### WHAT THE TASK REQUIRES
Below are the records. List every line holding the word "panel".

** Start DATA SUPPLIED **

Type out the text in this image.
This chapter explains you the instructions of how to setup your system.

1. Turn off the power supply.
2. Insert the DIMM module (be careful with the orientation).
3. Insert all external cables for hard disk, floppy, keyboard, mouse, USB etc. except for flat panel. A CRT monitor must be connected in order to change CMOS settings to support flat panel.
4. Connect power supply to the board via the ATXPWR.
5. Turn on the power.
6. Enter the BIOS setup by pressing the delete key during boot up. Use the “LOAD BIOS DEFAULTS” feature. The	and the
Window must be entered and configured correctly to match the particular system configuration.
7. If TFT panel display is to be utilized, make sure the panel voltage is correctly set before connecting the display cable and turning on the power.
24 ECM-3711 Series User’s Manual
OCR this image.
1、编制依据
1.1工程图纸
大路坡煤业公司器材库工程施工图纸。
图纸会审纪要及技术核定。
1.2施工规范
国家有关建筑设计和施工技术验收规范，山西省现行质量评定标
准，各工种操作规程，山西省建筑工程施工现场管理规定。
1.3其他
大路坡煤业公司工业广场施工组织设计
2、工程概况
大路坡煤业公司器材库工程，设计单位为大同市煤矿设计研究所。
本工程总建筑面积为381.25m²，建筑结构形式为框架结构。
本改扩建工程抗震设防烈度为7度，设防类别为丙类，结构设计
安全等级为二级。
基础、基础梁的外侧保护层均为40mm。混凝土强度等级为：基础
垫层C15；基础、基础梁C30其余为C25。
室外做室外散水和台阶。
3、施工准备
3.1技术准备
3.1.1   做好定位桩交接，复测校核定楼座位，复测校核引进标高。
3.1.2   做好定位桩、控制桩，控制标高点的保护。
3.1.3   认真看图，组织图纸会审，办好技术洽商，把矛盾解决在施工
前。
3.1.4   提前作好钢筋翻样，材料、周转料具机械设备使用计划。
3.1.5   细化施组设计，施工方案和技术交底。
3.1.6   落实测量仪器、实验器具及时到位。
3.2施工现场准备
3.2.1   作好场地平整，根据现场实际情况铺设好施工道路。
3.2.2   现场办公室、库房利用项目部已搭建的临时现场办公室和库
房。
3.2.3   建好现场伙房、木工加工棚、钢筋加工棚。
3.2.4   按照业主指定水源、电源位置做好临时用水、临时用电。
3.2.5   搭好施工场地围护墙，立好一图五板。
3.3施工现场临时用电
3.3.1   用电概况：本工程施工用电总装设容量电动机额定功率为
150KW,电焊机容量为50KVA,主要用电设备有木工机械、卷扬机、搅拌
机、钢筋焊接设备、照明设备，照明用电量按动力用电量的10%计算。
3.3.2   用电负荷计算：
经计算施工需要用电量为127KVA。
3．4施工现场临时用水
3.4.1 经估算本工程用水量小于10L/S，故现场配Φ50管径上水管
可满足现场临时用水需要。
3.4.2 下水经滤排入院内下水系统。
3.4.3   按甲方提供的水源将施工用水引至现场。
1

** End DATA SUPPLIED **

### EXPECTED ANSWER
3. Insert all external cables for hard disk, floppy, keyboard, mouse, USB etc. except for flat panel. A CRT monitor must be connected in order to change CMOS settings to support flat panel.
7. If TFT panel display is to be utilized, make sure the panel voltage is correctly set before connecting the display cable and turning on the power.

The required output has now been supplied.